_What the task asks_
Output exactly, and only, the stretch of lines beginning at the line with "Convert this document image to plain text." and ending at the last line of the listing below. Drop the pictures.

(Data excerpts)
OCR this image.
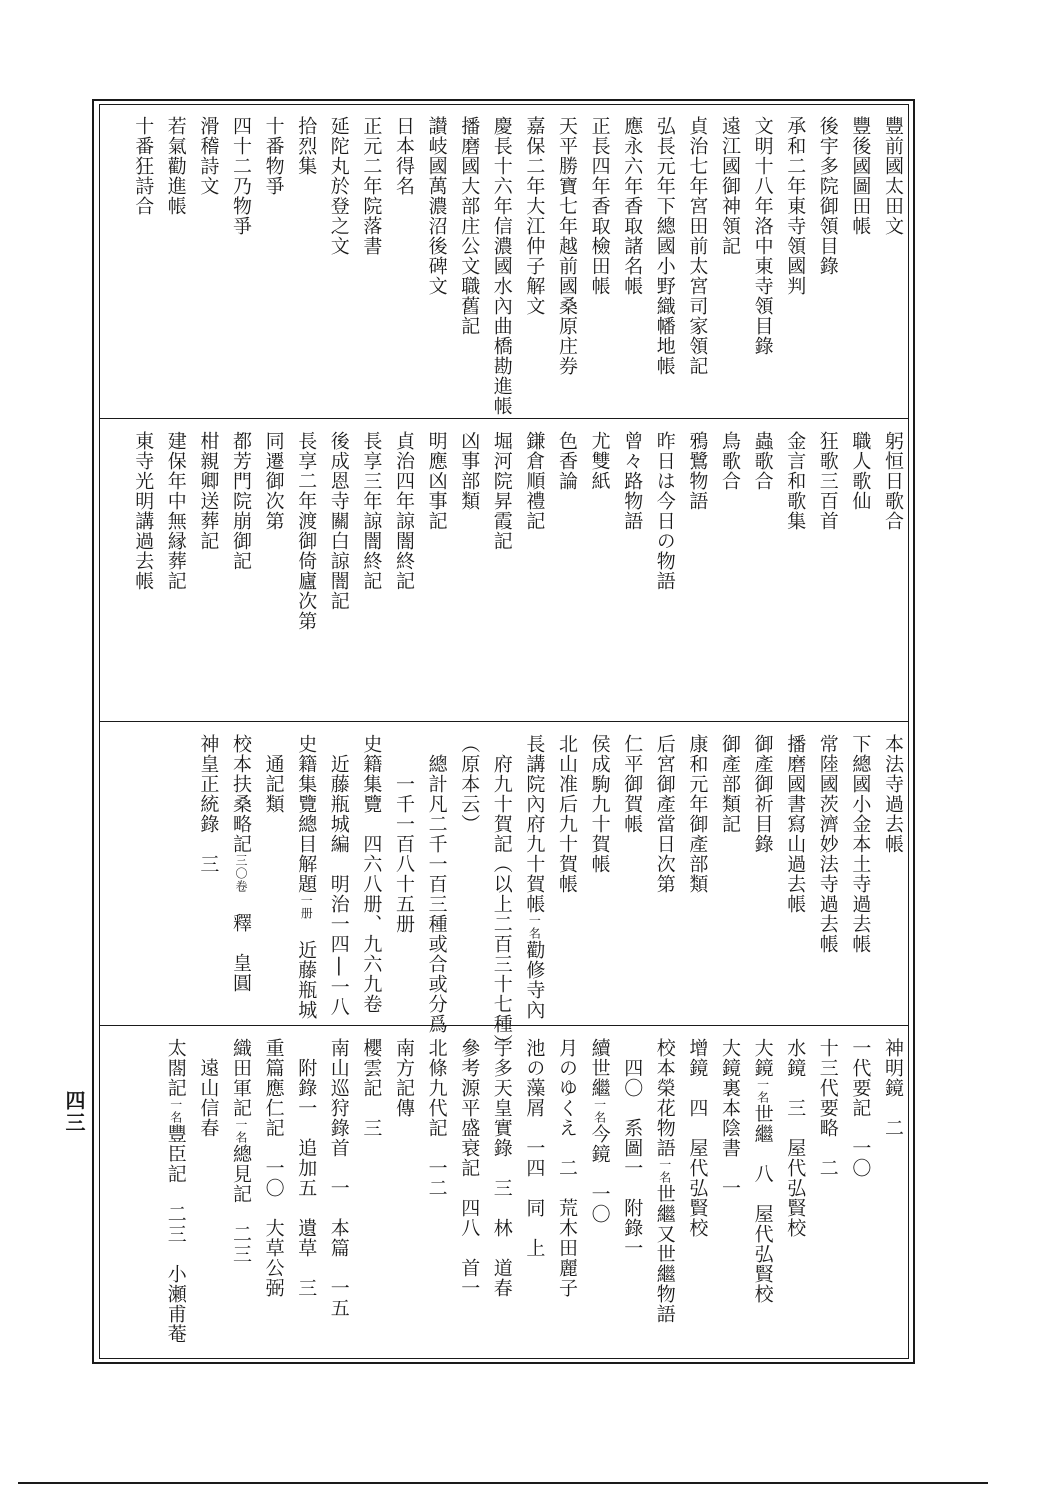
豐前國太田文
豐後國圖田帳
後宇多院御領目錄
承和二年東寺領國判
文明十八年洛中東寺領目錄
遠江國御神領記
貞治七年宮田前太宮司家領記
弘長元年下總國小野織幡地帳
應永六年香取諸名帳
正長四年香取檢田帳
天平勝寶七年越前國桑原庄券
嘉保二年大江仲子解文
慶長十六年信濃國水內曲橋勘進帳
播磨國大部庄公文職舊記
讃岐國萬濃沼後碑文
日本得名
正元二年院落書
延陀丸於登之文
拾烈集
十番物爭
四十二乃物爭
滑稽詩文
若氣勸進帳
十番狂詩合
躬恒日歌合
職人歌仙
狂歌三百首
金言和歌集
蟲歌合
鳥歌合
鴉鷺物語
昨日は今日の物語
曾々路物語
尤雙紙
色香論
鎌倉順禮記
堀河院昇霞記
凶事部類
明應凶事記
貞治四年諒闇終記
長享三年諒闇終記
後成恩寺關白諒闇記
長享二年渡御倚廬次第
同遷御次第
都芳門院崩御記
柑親卿送葬記
建保年中無縁葬記
東寺光明講過去帳
本法寺過去帳
下總國小金本土寺過去帳
常陸國茨濟妙法寺過去帳
播磨國書寫山過去帳
御產御祈目錄
御產部類記
康和元年御產部類
后宮御產當日次第
仁平御賀帳
侯成駒九十賀帳
北山准后九十賀帳
長講院內府九十賀帳一名勸修寺內
　府九十賀記（以上二百三十七種）
（原本云）
　總計凡二千一百三種或合或分爲
　　一千一百八十五册
史籍集覽　四六八册、九六九卷
　近藤瓶城編　明治一四|一八
史籍集覽總目解題一册　近藤瓶城
　通記類
校本扶桑略記三〇卷　釋　皇圓
神皇正統錄　三
神明鏡　二
一代要記　一〇
十三代要略　二
水鏡　三　屋代弘賢校
大鏡一名世繼　八　屋代弘賢校
大鏡裏本陰書　一
增鏡　四　屋代弘賢校
校本榮花物語一名世繼又世繼物語
　四〇　系圖一　附錄一
續世繼一名今鏡　一〇
月のゆくえ　二　荒木田麗子
池の藻屑　一四　同　上
宇多天皇實錄　三　林　道春
參考源平盛衰記　四八　首一
北條九代記　一二
南方記傳
櫻雲記　三
南山巡狩錄首　一　本篇　一五
　附錄一　追加五　遺草　三
重篇應仁記　一〇　大草公弼
織田軍記一名總見記　二三
　遠山信春
太閤記一名豐臣記　二三　小瀬甫菴
四三
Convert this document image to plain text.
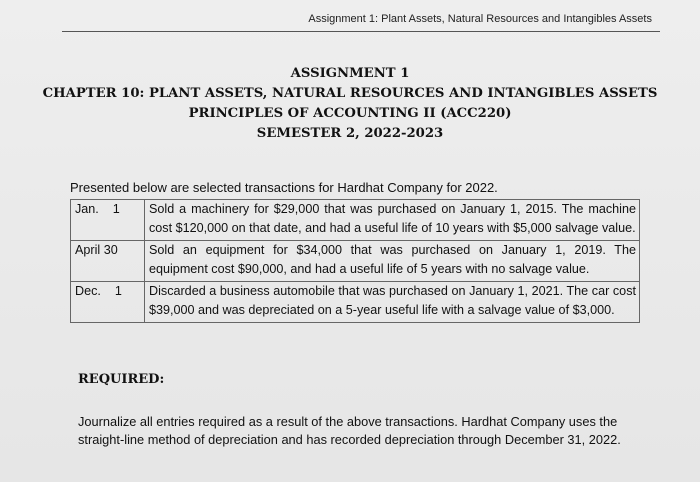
Assignment 1: Plant Assets, Natural Resources and Intangibles Assets
ASSIGNMENT 1
CHAPTER 10: PLANT ASSETS, NATURAL RESOURCES AND INTANGIBLES ASSETS
PRINCIPLES OF ACCOUNTING II (ACC220)
SEMESTER 2, 2022-2023
Presented below are selected transactions for Hardhat Company for 2022.
Jan.    1	Sold a machinery for $29,000 that was purchased on January 1, 2015. The machine cost $120,000 on that date, and had a useful life of 10 years with $5,000 salvage value.
April 30	Sold an equipment for $34,000 that was purchased on January 1, 2019. The equipment cost $90,000, and had a useful life of 5 years with no salvage value.
Dec.    1	Discarded a business automobile that was purchased on January 1, 2021. The car cost $39,000 and was depreciated on a 5-year useful life with a salvage value of $3,000.
REQUIRED:
Journalize all entries required as a result of the above transactions. Hardhat Company uses the straight-line method of depreciation and has recorded depreciation through December 31, 2022.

_Task output_
Convert this document image to plain text.
Assignment 1: Plant Assets, Natural Resources and Intangibles Assets
ASSIGNMENT 1
CHAPTER 10: PLANT ASSETS, NATURAL RESOURCES AND INTANGIBLES ASSETS
PRINCIPLES OF ACCOUNTING II (ACC220)
SEMESTER 2, 2022-2023
Presented below are selected transactions for Hardhat Company for 2022.
Jan.    1	Sold a machinery for $29,000 that was purchased on January 1, 2015. The machine cost $120,000 on that date, and had a useful life of 10 years with $5,000 salvage value.
April 30	Sold an equipment for $34,000 that was purchased on January 1, 2019. The equipment cost $90,000, and had a useful life of 5 years with no salvage value.
Dec.    1	Discarded a business automobile that was purchased on January 1, 2021. The car cost $39,000 and was depreciated on a 5-year useful life with a salvage value of $3,000.
REQUIRED:
Journalize all entries required as a result of the above transactions. Hardhat Company uses the straight-line method of depreciation and has recorded depreciation through December 31, 2022.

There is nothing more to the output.